EXERCISE: Using the records that follow, copy every line containing the word "plastică".

INPUT FOR THIS TASK:
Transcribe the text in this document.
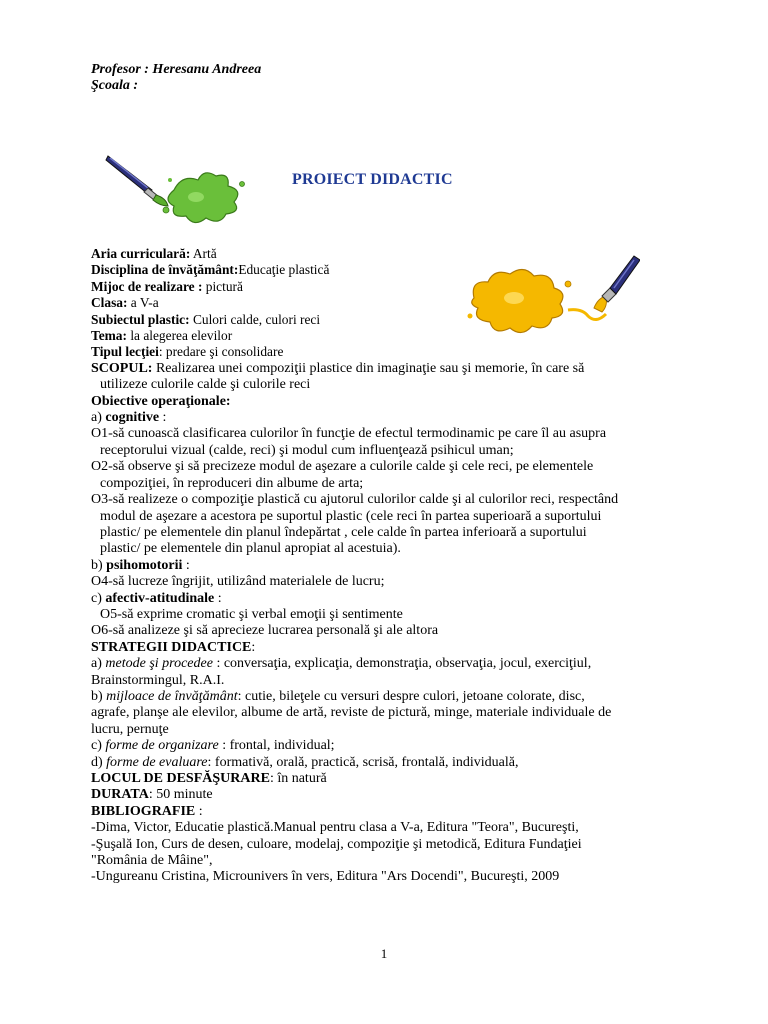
Profesor : Heresanu Andreea
Şcoala :
PROIECT DIDACTIC
Aria curriculară: Artă
Disciplina de învăţământ:Educaţie plastică
Mijoc de realizare : pictură
Clasa: a V-a
Subiectul plastic: Culori calde, culori reci
Tema: la alegerea elevilor
Tipul lecţiei: predare şi consolidare
SCOPUL: Realizarea unei compoziţii plastice din imaginaţie sau şi memorie, în care să
utilizeze culorile calde şi culorile reci
Obiective operaţionale:
a) cognitive :
O1-să cunoască clasificarea culorilor în funcţie de efectul termodinamic pe care îl au asupra
receptorului vizual (calde, reci) şi modul cum influenţează psihicul uman;
O2-să observe şi să precizeze modul de aşezare a culorile calde şi cele reci, pe elementele
compoziţiei, în reproduceri din albume de arta;
O3-să realizeze o compoziţie plastică cu ajutorul culorilor calde şi al culorilor reci, respectând
modul de aşezare a acestora pe suportul plastic (cele reci în partea superioară a suportului
plastic/ pe elementele din planul îndepărtat , cele calde în partea inferioară a suportului
plastic/ pe elementele din planul apropiat al acestuia).
b) psihomotorii :
O4-să lucreze îngrijit, utilizând materialele de lucru;
c) afectiv-atitudinale :
O5-să exprime cromatic şi verbal emoţii şi sentimente
O6-să analizeze şi să aprecieze lucrarea personală şi ale altora
STRATEGII DIDACTICE:
a) metode şi procedee : conversaţia, explicaţia, demonstraţia, observaţia, jocul, exerciţiul,
Brainstormingul, R.A.I.
b) mijloace de învăţământ: cutie, bileţele cu versuri despre culori, jetoane colorate, disc,
agrafe, planşe ale elevilor, albume de artă, reviste de pictură, minge, materiale individuale de
lucru, pernuţe
c) forme de organizare : frontal, individual;
d) forme de evaluare: formativă, orală, practică, scrisă, frontală, individuală,
LOCUL DE DESFĂŞURARE: în natură
DURATA: 50 minute
BIBLIOGRAFIE :
-Dima, Victor, Educatie plastică.Manual pentru clasa a V-a, Editura "Teora", Bucureşti,
-Şuşală Ion, Curs de desen, culoare, modelaj, compoziţie şi metodică, Editura Fundaţiei
"România de Mâine",
-Ungureanu Cristina, Microunivers în vers, Editura "Ars Docendi", Bucureşti, 2009
1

RESULT OF THE EXERCISE:
Disciplina de învăţământ:Educaţie plastică
O3-să realizeze o compoziţie plastică cu ajutorul culorilor calde şi al culorilor reci, respectând
-Dima, Victor, Educatie plastică.Manual pentru clasa a V-a, Editura "Teora", Bucureşti,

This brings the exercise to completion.